▶ INPUT MATERIAL
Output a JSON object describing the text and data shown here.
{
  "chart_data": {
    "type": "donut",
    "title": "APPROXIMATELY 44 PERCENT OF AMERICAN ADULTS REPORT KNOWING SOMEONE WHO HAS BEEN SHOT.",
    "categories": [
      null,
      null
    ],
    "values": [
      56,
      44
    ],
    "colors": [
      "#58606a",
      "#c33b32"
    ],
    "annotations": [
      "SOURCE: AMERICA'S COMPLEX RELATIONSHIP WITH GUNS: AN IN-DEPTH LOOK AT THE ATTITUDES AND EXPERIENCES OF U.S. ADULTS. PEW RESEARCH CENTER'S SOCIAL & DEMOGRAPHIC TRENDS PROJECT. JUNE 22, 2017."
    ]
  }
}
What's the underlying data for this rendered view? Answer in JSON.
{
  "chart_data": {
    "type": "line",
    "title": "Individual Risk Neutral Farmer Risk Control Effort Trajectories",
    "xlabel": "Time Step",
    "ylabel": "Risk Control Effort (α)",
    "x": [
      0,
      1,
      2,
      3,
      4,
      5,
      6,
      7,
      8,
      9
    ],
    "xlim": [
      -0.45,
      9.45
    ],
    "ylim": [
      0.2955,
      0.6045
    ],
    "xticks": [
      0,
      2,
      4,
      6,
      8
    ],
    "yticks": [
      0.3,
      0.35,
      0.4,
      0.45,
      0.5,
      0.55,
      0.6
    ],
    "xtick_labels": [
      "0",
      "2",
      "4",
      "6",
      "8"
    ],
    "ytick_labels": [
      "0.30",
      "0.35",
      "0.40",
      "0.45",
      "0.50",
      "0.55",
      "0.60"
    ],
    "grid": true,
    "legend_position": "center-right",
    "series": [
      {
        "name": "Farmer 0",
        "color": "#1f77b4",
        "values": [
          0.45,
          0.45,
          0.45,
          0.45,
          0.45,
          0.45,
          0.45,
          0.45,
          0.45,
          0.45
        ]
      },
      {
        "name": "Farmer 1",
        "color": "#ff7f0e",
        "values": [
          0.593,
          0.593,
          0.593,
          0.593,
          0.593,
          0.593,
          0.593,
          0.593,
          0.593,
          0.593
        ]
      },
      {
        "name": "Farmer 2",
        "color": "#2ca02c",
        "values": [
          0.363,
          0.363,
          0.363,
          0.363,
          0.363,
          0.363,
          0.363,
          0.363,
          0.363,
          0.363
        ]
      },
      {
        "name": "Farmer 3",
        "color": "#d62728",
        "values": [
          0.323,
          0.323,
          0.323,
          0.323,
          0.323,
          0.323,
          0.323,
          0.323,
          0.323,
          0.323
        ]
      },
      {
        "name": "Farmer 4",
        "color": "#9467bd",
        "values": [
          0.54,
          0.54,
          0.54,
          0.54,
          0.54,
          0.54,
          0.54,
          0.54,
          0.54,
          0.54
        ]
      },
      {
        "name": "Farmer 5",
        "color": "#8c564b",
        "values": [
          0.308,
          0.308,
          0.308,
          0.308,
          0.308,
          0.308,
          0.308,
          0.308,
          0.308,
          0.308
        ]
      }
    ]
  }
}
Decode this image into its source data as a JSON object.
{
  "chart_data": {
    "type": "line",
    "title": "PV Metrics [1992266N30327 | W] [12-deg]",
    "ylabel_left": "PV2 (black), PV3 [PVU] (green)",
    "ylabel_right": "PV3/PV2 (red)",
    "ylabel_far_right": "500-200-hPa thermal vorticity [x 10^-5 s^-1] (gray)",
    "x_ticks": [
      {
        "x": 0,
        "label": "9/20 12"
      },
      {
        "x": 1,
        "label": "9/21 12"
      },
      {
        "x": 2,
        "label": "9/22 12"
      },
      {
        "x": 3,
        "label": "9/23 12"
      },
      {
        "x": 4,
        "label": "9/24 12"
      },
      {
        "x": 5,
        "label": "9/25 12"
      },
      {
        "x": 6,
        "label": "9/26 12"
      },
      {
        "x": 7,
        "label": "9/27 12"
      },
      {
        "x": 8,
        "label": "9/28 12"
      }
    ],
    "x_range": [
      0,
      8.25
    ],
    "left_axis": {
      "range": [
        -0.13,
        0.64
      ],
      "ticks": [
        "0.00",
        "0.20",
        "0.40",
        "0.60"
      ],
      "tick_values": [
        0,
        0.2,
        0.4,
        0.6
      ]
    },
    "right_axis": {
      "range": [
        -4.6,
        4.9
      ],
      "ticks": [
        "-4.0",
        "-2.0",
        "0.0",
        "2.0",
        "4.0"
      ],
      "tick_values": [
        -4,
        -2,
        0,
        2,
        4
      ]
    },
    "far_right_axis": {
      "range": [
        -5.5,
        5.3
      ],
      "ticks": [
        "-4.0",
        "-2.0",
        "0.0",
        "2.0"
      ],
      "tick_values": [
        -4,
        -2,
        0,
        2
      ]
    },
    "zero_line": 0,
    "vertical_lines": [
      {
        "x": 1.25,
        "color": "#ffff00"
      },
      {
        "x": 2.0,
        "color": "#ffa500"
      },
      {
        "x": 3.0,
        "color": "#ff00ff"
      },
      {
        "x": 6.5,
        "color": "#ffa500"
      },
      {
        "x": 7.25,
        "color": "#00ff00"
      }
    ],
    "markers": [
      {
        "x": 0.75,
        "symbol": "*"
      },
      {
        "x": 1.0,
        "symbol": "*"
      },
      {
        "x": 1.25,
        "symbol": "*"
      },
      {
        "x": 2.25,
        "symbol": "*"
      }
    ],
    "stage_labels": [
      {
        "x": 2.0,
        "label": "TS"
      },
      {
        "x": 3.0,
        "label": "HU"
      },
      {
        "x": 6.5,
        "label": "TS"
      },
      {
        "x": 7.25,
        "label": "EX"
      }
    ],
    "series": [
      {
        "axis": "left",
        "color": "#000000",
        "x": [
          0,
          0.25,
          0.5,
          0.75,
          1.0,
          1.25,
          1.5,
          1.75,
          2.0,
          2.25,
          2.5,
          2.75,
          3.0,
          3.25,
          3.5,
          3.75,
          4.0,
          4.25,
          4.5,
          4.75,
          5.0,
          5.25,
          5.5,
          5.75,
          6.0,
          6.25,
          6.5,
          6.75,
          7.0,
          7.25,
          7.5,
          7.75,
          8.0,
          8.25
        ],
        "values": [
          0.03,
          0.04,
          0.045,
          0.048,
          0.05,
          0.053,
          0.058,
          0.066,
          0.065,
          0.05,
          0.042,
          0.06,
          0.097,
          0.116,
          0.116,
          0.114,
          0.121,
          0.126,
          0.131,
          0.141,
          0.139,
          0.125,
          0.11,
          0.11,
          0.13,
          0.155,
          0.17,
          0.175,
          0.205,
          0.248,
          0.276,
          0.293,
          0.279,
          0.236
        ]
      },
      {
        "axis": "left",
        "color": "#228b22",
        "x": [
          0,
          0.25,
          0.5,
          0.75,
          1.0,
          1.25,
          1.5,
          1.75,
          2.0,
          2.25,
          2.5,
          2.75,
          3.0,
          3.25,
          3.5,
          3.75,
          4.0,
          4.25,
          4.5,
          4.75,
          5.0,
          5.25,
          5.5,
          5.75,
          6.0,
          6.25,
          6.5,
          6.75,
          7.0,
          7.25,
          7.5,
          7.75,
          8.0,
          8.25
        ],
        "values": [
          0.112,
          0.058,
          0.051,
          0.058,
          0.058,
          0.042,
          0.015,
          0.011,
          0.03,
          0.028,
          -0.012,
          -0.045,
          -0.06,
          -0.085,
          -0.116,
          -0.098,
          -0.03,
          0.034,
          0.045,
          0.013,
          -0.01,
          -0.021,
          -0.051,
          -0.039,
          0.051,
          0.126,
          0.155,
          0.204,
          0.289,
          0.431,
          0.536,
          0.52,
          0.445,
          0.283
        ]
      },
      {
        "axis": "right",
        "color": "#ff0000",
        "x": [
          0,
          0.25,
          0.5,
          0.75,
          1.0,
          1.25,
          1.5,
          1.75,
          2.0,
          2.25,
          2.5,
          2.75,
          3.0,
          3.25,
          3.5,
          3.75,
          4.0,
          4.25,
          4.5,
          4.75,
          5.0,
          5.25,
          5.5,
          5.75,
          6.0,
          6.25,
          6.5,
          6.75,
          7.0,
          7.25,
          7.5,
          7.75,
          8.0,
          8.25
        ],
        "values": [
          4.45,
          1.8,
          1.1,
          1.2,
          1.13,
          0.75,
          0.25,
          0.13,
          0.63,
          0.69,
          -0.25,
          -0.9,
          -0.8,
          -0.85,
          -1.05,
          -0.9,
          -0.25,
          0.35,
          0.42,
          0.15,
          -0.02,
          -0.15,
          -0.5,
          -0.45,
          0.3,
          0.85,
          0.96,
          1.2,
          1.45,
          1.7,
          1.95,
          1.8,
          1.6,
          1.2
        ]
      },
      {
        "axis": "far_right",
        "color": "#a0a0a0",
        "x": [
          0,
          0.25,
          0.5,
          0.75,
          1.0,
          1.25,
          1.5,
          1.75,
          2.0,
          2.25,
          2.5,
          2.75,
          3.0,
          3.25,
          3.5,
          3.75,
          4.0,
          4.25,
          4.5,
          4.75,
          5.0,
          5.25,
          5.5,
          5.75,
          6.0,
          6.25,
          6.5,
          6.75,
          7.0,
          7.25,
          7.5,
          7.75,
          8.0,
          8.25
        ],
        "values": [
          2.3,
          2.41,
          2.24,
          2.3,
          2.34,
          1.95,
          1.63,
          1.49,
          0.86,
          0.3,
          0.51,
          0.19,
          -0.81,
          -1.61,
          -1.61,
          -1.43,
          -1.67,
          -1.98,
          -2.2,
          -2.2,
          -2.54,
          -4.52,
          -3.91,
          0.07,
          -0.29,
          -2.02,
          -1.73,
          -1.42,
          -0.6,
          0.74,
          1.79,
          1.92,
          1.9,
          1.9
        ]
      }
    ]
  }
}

▶ TO DO
Identify and copy all lines with the word "this".

▶ THE RESULT
What's the underlying data for this rendered view? Answer in JSON.
Decode this image into its source data as a JSON object.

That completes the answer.